Exercise description
Set down all of the entries word for word, omitting the images they contain.

Extracted data entries
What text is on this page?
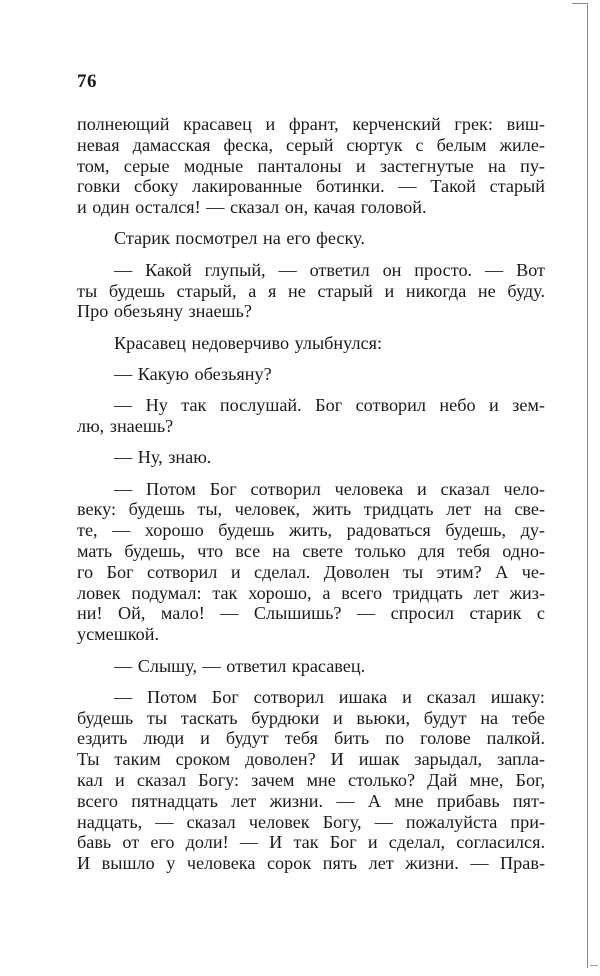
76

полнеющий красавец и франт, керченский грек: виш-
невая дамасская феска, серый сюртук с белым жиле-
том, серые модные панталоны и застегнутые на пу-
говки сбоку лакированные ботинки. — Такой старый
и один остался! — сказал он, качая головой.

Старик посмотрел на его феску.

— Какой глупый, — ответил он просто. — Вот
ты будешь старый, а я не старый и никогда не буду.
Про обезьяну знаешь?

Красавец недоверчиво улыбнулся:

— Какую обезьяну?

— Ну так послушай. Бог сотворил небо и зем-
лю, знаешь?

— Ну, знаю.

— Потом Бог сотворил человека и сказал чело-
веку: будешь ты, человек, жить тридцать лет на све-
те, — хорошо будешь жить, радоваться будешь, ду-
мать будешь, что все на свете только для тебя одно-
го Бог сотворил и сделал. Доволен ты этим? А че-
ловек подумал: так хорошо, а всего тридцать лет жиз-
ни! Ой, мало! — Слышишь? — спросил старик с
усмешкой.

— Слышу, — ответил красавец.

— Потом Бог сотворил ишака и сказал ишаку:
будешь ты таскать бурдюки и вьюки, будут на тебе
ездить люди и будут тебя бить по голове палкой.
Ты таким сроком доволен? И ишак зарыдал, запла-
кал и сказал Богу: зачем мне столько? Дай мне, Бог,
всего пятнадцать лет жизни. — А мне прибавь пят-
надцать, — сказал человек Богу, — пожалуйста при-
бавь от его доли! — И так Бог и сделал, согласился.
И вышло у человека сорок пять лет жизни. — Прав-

Answer to the problem
What text is on this page?
76

полнеющий красавец и франт, керченский грек: виш-
невая дамасская феска, серый сюртук с белым жиле-
том, серые модные панталоны и застегнутые на пу-
говки сбоку лакированные ботинки. — Такой старый
и один остался! — сказал он, качая головой.

Старик посмотрел на его феску.

— Какой глупый, — ответил он просто. — Вот
ты будешь старый, а я не старый и никогда не буду.
Про обезьяну знаешь?

Красавец недоверчиво улыбнулся:

— Какую обезьяну?

— Ну так послушай. Бог сотворил небо и зем-
лю, знаешь?

— Ну, знаю.

— Потом Бог сотворил человека и сказал чело-
веку: будешь ты, человек, жить тридцать лет на све-
те, — хорошо будешь жить, радоваться будешь, ду-
мать будешь, что все на свете только для тебя одно-
го Бог сотворил и сделал. Доволен ты этим? А че-
ловек подумал: так хорошо, а всего тридцать лет жиз-
ни! Ой, мало! — Слышишь? — спросил старик с
усмешкой.

— Слышу, — ответил красавец.

— Потом Бог сотворил ишака и сказал ишаку:
будешь ты таскать бурдюки и вьюки, будут на тебе
ездить люди и будут тебя бить по голове палкой.
Ты таким сроком доволен? И ишак зарыдал, запла-
кал и сказал Богу: зачем мне столько? Дай мне, Бог,
всего пятнадцать лет жизни. — А мне прибавь пят-
надцать, — сказал человек Богу, — пожалуйста при-
бавь от его доли! — И так Бог и сделал, согласился.
И вышло у человека сорок пять лет жизни. — Прав-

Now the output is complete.